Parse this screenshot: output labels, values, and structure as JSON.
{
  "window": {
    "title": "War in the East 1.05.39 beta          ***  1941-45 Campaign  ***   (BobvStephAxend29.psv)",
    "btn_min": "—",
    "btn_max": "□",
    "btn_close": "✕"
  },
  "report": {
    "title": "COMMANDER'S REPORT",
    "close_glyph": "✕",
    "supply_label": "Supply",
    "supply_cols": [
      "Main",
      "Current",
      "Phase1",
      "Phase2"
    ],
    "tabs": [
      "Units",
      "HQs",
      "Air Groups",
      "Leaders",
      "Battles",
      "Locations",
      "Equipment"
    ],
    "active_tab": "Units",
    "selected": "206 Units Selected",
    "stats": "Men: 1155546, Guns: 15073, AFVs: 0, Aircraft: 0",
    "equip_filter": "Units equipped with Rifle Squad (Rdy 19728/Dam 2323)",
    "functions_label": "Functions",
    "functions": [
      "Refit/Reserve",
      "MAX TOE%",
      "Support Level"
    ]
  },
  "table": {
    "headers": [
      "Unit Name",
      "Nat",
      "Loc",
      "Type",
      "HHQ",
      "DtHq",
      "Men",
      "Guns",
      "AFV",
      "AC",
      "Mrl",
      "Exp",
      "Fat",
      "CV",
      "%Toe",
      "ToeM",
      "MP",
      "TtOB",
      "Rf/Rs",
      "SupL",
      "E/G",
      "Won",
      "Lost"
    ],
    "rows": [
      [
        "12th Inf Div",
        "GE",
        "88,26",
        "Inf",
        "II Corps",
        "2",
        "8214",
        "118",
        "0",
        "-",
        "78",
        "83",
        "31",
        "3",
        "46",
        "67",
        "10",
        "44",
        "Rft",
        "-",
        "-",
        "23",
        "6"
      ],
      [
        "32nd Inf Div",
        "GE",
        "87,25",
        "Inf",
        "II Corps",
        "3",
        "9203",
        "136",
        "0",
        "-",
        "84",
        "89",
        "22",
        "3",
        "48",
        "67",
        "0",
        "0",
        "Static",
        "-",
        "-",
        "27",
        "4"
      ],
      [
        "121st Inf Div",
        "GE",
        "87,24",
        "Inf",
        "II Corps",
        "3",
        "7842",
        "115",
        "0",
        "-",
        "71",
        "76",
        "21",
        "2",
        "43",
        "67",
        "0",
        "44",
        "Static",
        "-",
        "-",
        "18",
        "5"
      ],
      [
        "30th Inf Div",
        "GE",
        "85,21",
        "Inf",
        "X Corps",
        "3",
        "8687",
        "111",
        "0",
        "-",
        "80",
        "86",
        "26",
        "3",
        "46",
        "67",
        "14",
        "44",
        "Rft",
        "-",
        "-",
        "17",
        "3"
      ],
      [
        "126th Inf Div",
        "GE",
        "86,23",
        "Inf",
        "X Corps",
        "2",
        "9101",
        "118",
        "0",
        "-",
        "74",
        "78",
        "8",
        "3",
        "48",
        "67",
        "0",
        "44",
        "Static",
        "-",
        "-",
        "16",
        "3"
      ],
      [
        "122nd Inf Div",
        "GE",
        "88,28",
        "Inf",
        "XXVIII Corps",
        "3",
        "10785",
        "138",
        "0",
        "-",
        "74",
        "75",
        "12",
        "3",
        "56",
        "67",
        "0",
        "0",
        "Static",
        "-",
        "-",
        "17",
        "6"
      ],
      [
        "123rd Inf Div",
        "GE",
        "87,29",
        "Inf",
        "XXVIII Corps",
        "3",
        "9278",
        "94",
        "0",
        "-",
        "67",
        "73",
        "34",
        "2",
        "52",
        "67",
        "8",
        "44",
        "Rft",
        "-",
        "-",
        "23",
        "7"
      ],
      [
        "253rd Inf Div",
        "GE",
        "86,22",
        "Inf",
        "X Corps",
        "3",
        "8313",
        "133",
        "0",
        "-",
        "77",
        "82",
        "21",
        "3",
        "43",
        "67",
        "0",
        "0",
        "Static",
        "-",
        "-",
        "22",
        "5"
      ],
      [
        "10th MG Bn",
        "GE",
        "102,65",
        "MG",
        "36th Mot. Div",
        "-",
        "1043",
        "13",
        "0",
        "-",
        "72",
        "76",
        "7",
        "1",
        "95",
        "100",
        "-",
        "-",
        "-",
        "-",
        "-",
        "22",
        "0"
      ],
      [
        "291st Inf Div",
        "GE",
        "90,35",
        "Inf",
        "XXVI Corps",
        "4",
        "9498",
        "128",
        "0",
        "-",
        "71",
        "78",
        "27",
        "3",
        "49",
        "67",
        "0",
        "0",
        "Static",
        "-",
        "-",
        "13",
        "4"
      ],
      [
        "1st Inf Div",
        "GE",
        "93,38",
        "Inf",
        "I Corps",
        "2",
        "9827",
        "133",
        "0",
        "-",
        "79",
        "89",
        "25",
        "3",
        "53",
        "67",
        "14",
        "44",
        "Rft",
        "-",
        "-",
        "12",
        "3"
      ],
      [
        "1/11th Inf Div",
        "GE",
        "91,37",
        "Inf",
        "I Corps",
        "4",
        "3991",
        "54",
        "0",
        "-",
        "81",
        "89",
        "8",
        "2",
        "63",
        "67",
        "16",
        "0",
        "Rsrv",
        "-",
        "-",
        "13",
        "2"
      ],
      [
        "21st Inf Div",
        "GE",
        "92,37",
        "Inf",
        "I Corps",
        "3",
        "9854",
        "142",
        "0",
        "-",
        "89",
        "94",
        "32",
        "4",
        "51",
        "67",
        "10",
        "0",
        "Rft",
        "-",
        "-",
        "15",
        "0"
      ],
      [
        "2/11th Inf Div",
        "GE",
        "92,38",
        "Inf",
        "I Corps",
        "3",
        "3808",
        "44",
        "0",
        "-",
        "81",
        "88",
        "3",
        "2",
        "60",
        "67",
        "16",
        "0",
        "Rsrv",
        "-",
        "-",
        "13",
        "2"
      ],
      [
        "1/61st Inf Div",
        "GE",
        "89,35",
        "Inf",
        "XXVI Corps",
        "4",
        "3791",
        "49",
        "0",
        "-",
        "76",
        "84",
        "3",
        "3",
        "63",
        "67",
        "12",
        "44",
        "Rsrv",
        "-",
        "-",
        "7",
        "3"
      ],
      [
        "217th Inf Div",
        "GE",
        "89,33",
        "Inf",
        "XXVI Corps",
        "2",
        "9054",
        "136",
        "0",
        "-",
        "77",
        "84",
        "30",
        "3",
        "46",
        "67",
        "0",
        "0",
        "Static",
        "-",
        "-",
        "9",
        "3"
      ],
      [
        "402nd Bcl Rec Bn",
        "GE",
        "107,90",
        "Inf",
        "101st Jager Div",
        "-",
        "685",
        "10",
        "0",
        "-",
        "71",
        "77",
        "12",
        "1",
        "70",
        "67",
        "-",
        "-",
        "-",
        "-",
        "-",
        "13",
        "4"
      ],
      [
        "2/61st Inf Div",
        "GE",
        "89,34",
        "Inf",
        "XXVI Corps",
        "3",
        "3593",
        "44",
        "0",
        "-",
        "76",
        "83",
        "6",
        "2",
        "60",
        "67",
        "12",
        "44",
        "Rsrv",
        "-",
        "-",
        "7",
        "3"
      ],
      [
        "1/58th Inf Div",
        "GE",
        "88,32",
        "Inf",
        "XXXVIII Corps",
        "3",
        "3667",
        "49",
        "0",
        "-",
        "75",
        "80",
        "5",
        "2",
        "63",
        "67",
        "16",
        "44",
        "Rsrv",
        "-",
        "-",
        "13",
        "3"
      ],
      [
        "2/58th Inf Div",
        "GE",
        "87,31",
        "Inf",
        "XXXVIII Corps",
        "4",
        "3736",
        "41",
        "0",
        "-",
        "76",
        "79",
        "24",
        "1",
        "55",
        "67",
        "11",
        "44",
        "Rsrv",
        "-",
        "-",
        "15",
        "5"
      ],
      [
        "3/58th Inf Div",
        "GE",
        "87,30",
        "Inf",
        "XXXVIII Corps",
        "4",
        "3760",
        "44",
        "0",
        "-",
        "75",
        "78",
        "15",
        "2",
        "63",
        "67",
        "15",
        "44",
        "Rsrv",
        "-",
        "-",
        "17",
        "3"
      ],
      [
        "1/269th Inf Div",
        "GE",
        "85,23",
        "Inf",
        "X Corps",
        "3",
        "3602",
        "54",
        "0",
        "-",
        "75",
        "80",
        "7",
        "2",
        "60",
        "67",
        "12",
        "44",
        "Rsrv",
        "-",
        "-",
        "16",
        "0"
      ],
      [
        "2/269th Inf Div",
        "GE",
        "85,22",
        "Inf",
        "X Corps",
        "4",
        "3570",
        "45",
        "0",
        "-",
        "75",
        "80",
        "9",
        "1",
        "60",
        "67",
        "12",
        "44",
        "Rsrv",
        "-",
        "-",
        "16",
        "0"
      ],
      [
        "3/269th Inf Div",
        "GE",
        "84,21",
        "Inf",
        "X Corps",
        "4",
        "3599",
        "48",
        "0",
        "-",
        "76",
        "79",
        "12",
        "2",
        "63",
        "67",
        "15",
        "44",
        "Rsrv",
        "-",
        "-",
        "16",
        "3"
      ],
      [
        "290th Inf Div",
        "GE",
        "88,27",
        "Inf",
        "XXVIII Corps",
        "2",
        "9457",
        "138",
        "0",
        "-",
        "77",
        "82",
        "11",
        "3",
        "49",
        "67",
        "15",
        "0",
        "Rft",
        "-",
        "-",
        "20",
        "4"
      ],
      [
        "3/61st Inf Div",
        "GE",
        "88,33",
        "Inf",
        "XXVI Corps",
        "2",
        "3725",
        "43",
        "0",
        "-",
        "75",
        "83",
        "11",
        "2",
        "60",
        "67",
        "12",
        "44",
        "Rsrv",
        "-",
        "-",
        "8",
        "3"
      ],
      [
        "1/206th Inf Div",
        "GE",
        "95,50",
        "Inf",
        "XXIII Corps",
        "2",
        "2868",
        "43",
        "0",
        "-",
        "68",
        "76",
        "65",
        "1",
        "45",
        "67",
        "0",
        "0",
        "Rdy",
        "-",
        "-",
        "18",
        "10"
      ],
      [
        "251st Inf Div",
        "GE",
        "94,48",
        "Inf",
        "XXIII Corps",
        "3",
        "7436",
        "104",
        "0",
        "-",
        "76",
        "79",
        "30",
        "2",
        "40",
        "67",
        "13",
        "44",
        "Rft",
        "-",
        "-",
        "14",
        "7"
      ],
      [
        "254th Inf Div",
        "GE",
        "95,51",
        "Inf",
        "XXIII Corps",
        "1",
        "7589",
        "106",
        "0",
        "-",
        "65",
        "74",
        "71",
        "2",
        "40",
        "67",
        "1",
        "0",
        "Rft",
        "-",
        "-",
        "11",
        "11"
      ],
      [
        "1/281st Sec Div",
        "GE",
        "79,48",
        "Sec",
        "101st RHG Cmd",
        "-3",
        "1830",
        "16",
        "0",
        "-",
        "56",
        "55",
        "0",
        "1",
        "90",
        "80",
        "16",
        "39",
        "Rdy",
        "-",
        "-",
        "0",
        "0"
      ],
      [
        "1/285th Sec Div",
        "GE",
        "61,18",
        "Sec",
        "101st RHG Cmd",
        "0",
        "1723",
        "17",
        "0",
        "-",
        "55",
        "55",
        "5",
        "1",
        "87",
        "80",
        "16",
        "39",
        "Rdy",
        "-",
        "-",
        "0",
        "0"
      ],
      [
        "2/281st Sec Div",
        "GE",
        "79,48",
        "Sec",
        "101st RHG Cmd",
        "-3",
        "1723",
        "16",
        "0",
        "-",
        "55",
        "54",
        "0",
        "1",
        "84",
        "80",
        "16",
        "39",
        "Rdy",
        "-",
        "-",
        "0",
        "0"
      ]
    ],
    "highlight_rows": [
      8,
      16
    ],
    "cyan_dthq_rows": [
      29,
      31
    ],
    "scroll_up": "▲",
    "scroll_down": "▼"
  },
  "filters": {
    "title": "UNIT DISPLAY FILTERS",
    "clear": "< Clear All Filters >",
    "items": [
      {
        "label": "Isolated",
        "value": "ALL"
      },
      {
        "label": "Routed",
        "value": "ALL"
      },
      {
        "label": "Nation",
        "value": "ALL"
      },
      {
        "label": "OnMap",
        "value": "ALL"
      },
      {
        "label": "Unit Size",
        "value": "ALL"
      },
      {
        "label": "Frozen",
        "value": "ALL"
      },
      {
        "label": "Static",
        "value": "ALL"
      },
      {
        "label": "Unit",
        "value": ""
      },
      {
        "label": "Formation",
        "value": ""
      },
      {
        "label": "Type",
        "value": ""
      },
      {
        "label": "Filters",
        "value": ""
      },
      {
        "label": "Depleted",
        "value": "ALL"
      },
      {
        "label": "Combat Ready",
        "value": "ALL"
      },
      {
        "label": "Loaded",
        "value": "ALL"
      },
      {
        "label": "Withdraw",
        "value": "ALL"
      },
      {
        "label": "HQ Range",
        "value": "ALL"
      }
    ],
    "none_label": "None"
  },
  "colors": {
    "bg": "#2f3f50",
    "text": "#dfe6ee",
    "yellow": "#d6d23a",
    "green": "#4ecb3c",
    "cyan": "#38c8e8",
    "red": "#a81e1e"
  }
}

***

Copy each line of the preceding data that contains the string "Guns".

    "stats": "Men: 1155546, Guns: 15073, AFVs: 0, Aircraft: 0",
      "Guns",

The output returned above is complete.